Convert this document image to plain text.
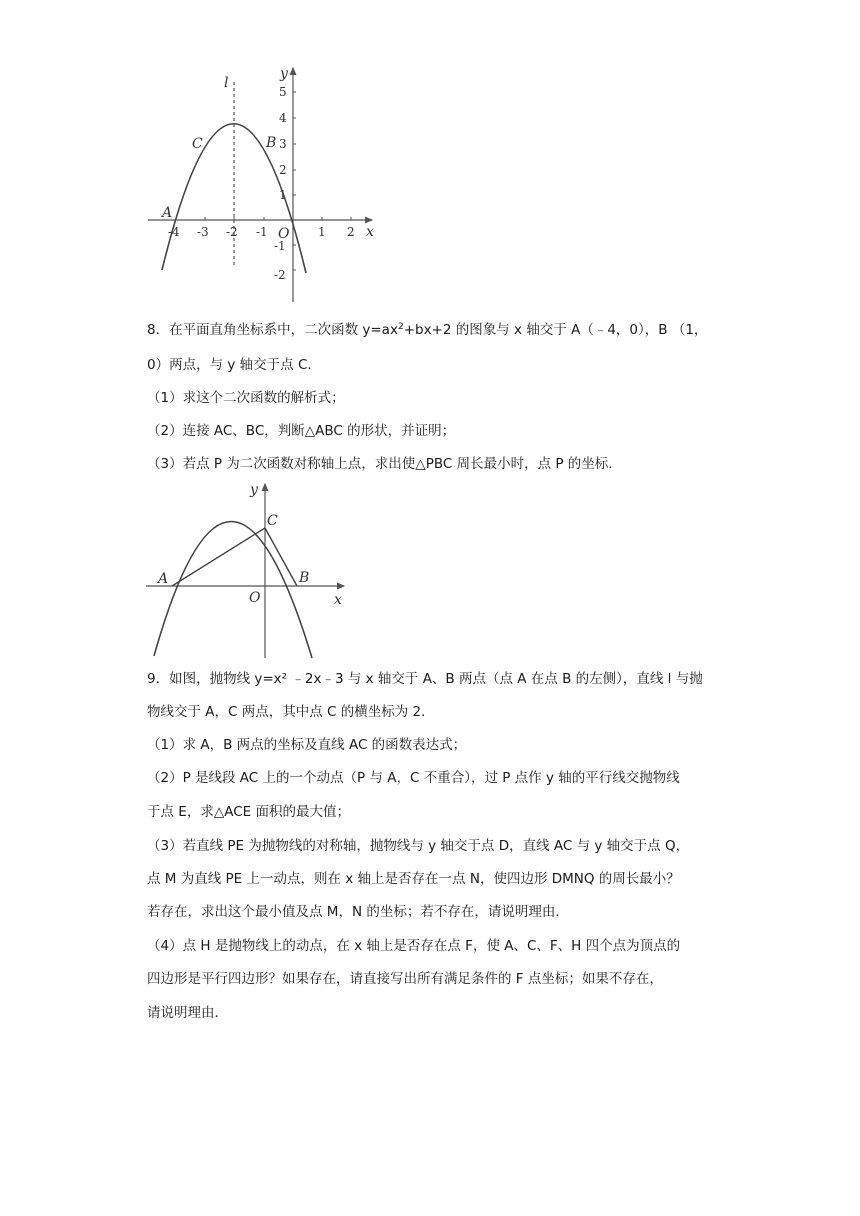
5
4
3
2
1
-1
-2
-4 -3 -2 -1	1 2
l
y
x
O
A
B
C
8．在平面直角坐标系中，二次函数 $y=ax^2+bx+2$ 的图象与 x 轴交于 A（﹣4，0），B （1，
0）两点，与 y 轴交于点 C．
（1）求这个二次函数的解析式；
（2）连接 AC、BC，判断△ABC 的形状，并证明；
（3）若点 P 为二次函数对称轴上点，求出使△PBC 周长最小时，点 P 的坐标．
y
x
O
A	B
C
9．如图，抛物线 y=x² ﹣2x﹣3 与 x 轴交于 A、B 两点（点 A 在点 B 的左侧），直线 l 与抛
物线交于 A，C 两点，其中点 C 的横坐标为 2．
（1）求 A，B 两点的坐标及直线 AC 的函数表达式；
（2）P 是线段 AC 上的一个动点（P 与 A，C 不重合），过 P 点作 y 轴的平行线交抛物线
于点 E，求△ACE 面积的最大值；
（3）若直线 PE 为抛物线的对称轴，抛物线与 y 轴交于点 D，直线 AC 与 y 轴交于点 Q，
点 M 为直线 PE 上一动点，则在 x 轴上是否存在一点 N，使四边形 DMNQ 的周长最小？
若存在，求出这个最小值及点 M，N 的坐标；若不存在，请说明理由．
（4）点 H 是抛物线上的动点，在 x 轴上是否存在点 F，使 A、C、F、H 四个点为顶点的
四边形是平行四边形？如果存在，请直接写出所有满足条件的 F 点坐标；如果不存在，
请说明理由．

———

→ Task directions: Output all of the entries verbatim, leaving out any images.

→ Final result:
Convert this document image to plain text.
5
4
3
2
1
-1
-2
-4 -3 -2 -1	1 2
l
y
x
O
A
B
C
8．在平面直角坐标系中，二次函数 $y=ax^2+bx+2$ 的图象与 x 轴交于 A（﹣4，0），B （1，
0）两点，与 y 轴交于点 C．
（1）求这个二次函数的解析式；
（2）连接 AC、BC，判断△ABC 的形状，并证明；
（3）若点 P 为二次函数对称轴上点，求出使△PBC 周长最小时，点 P 的坐标．
y
x
O
A	B
C
9．如图，抛物线 y=x² ﹣2x﹣3 与 x 轴交于 A、B 两点（点 A 在点 B 的左侧），直线 l 与抛
物线交于 A，C 两点，其中点 C 的横坐标为 2．
（1）求 A，B 两点的坐标及直线 AC 的函数表达式；
（2）P 是线段 AC 上的一个动点（P 与 A，C 不重合），过 P 点作 y 轴的平行线交抛物线
于点 E，求△ACE 面积的最大值；
（3）若直线 PE 为抛物线的对称轴，抛物线与 y 轴交于点 D，直线 AC 与 y 轴交于点 Q，
点 M 为直线 PE 上一动点，则在 x 轴上是否存在一点 N，使四边形 DMNQ 的周长最小？
若存在，求出这个最小值及点 M，N 的坐标；若不存在，请说明理由．
（4）点 H 是抛物线上的动点，在 x 轴上是否存在点 F，使 A、C、F、H 四个点为顶点的
四边形是平行四边形？如果存在，请直接写出所有满足条件的 F 点坐标；如果不存在，
请说明理由．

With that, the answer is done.